Selected excerpt:
# # # # #

Thanks- hope you're ok! The guy did offer to pay all vet bills, was extremely upset, remorseful, took full responsibility for being an idiot. He didn't hang with the wolf story because even he realized how stupid that sounded- he said Stosh was fighting with his dog but whatever, it was a stupid thing to do. Hopefully Stosh will be able to see out of that eye but if not, it's not a bad outcome under the circumstances.


----------



## Zoeys mom (Jan 23, 2010)

No definitely not a bad outcome that poor boy has been through so much and is lucky to be alive. It was just so reckless of him to shoot his firearm with your home and his dog being so close- a warning shot would have sufficed. Your average gun owner is not going to shoot their firearm toward other homes and their own animals because they "think" their dog is fighting with another.....how stupid How many times this year do dogs have to be shot or killed before people realize there really are other ways to break up a fight if one is even going on which, in this case and many other's there was no fight to begin with? I'm just mad at the state of our society where people actually think a gun is a solution in so many cases where it is plain unnecessary. I'm glad he is on the mend and hope he does regain sight in his one eye. My aunts dog lost her eye in a freak accident and was nippy whenever anyone came into her blind spot she didn't know


----------



## Rusty_212 (Apr 21, 2010)

Man, after i saw your post about Stosh's eye, i searched and found this. Your neighbor sounds to me like he needs a tune-up. And also how to use a firearm properly. You also need to keep your dog in check, if it were me, i have a fence installed today. It's good he paid the bills, but the damage to your dog is done.
Just incredible, if it was my dog, i'd be in jail right now.
While i'm ranting, i wouldn't call him a neighbor, i'd call him, the A$$hole that lives next to me.


----------



## Zoeys mom (Jan 23, 2010)

Sounds like her dog was in check....he was being a dog and investigating an animal on his property possibly a few inches on the neighbors property. All the same what kind of yahoo shoots a gun in the direction of their neighbors home with their dog being right there as well?


----------



## WarrantsWifey (Dec 18, 2010)

Oh my gosh, my prayers are for a swift recovery.


----------



## Stosh (Jun 26, 2010)

# # # # #

[Stored entries]
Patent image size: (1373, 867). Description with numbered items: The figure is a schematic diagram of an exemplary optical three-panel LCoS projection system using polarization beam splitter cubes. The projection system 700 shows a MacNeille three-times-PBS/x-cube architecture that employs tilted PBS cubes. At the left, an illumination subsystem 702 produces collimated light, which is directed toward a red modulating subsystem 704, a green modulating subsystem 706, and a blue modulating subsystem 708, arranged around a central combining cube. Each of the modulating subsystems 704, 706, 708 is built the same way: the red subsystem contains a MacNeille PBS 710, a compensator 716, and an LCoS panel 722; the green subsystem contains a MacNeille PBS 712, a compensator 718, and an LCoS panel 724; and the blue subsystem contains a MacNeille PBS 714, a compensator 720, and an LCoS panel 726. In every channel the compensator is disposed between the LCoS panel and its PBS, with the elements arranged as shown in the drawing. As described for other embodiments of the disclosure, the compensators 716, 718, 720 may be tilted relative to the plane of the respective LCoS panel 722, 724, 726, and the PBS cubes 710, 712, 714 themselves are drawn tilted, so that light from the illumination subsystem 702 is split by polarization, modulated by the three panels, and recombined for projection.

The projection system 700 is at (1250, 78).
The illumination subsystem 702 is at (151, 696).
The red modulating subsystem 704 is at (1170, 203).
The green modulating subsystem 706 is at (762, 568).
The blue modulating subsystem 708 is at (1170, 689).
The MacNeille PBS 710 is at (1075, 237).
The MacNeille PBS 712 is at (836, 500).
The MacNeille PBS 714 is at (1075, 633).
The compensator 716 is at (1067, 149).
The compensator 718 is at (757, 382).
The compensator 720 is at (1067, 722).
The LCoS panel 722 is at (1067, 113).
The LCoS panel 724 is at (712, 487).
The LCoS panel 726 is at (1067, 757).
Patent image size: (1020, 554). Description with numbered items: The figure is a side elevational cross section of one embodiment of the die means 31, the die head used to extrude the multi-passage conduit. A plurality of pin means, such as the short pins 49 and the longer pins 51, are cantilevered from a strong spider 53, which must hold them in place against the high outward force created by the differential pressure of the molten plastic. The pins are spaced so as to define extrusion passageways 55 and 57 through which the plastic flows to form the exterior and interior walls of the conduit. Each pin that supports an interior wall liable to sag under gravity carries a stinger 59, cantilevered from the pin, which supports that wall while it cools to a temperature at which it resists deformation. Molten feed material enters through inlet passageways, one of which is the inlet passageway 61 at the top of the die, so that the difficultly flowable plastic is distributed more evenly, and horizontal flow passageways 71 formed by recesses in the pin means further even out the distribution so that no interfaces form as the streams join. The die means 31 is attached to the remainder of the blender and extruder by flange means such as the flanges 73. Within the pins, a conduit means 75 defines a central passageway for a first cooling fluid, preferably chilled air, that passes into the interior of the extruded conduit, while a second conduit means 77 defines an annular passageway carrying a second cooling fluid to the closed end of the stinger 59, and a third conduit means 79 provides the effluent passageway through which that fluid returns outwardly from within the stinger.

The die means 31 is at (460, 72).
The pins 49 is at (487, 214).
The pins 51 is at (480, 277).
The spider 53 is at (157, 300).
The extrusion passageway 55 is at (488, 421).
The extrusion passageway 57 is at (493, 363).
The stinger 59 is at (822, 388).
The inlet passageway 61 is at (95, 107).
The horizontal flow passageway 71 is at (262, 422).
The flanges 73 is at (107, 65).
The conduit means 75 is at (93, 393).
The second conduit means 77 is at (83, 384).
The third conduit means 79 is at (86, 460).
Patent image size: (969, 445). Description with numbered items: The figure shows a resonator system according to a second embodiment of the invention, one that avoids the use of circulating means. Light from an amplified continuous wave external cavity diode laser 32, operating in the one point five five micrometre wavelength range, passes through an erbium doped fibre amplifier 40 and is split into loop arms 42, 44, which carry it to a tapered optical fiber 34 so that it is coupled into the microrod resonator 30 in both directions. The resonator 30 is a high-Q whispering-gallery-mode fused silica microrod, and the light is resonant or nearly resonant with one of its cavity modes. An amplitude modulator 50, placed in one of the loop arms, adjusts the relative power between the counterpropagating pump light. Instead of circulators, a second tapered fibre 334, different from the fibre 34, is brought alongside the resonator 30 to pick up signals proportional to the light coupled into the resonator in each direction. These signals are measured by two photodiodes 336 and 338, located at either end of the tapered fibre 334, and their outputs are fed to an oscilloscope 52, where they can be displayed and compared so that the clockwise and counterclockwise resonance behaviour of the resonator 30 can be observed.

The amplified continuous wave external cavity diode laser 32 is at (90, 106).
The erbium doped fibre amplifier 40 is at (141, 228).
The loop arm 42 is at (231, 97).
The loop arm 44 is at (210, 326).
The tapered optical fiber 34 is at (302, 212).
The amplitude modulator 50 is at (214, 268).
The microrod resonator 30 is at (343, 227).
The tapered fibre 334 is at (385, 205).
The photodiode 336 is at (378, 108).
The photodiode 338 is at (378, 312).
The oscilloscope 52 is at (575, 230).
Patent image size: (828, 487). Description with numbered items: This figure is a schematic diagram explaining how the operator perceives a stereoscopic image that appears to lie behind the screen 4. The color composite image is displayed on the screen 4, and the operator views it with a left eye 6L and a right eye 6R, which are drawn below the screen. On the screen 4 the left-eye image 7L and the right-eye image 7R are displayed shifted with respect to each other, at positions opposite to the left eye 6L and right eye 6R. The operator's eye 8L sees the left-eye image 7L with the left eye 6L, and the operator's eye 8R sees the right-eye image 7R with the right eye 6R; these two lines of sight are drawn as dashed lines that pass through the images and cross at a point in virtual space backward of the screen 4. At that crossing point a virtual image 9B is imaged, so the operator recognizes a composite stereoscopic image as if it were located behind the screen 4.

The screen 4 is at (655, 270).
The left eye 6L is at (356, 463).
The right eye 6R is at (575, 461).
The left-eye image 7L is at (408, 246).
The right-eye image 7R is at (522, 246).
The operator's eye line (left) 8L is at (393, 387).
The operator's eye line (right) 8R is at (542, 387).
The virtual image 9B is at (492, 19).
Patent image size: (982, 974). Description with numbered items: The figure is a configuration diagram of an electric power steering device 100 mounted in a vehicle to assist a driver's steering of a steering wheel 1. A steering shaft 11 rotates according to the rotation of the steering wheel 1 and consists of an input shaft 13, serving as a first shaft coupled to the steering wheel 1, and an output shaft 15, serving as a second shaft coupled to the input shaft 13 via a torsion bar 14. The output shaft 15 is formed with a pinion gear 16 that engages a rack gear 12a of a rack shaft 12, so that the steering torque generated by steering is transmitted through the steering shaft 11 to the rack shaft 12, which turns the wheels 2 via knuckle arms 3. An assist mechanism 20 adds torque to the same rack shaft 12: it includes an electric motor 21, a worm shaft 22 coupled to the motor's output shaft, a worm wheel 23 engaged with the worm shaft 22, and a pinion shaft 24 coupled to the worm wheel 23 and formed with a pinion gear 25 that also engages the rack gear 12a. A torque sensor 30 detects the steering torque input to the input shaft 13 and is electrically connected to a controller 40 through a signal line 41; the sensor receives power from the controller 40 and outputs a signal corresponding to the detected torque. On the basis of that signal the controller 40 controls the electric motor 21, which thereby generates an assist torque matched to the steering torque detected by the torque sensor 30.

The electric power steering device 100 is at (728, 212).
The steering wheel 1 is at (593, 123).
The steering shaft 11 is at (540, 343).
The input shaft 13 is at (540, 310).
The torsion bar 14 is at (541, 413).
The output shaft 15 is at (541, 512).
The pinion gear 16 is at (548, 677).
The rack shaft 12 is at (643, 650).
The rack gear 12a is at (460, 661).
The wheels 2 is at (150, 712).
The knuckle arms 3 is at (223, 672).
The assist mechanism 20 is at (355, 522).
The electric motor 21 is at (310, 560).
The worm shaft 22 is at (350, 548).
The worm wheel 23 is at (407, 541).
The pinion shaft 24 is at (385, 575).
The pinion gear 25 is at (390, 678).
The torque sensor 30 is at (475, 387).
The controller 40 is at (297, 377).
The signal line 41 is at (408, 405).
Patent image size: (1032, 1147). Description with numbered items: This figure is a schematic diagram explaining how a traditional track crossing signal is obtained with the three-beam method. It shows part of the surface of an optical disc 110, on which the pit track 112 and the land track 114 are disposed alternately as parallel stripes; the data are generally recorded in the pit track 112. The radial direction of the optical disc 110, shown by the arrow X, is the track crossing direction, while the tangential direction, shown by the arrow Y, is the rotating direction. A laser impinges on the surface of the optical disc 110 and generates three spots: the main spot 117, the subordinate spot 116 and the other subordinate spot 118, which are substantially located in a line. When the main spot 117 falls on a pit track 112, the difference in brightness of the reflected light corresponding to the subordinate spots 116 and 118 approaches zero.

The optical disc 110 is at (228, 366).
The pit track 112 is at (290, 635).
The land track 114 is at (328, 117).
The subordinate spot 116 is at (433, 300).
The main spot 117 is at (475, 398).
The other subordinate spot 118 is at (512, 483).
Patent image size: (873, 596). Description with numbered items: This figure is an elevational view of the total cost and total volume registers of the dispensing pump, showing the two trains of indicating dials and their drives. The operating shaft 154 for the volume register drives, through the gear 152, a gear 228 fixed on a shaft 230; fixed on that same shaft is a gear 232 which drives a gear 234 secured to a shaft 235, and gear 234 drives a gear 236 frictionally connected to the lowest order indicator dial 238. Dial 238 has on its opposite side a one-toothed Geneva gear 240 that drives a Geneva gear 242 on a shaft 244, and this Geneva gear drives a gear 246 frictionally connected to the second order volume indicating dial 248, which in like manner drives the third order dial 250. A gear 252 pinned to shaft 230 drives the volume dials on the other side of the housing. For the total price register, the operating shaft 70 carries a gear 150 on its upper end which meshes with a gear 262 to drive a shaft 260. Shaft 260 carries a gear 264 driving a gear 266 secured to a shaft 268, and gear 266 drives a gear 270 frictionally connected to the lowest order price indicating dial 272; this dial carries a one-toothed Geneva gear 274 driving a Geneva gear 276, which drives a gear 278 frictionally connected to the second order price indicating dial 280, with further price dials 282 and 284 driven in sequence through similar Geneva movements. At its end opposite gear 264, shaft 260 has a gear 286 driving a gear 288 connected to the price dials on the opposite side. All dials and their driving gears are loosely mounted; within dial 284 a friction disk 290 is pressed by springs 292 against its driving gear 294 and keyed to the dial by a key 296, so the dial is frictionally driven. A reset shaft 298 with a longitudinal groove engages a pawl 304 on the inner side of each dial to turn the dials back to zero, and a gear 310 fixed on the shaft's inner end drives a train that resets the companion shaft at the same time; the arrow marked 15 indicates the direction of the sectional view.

# # # # #

Problems to solve:
(a) List each post header in the forum thread by its username and date, in the order the headers appear.
(b) Print the passage of the forum thread between "Sounds like her" and "there as well?", inclusive.

Answers per task:
(a)
Zoeys mom (Jan 23, 2010)
Rusty_212 (Apr 21, 2010)
Zoeys mom (Jan 23, 2010)
WarrantsWifey (Dec 18, 2010)
Stosh (Jun 26, 2010)

(b)
Sounds like her dog was in check....he was being a dog and investigating an animal on his property possibly a few inches on the neighbors property. All the same what kind of yahoo shoots a gun in the direction of their neighbors home with their dog being right there as well?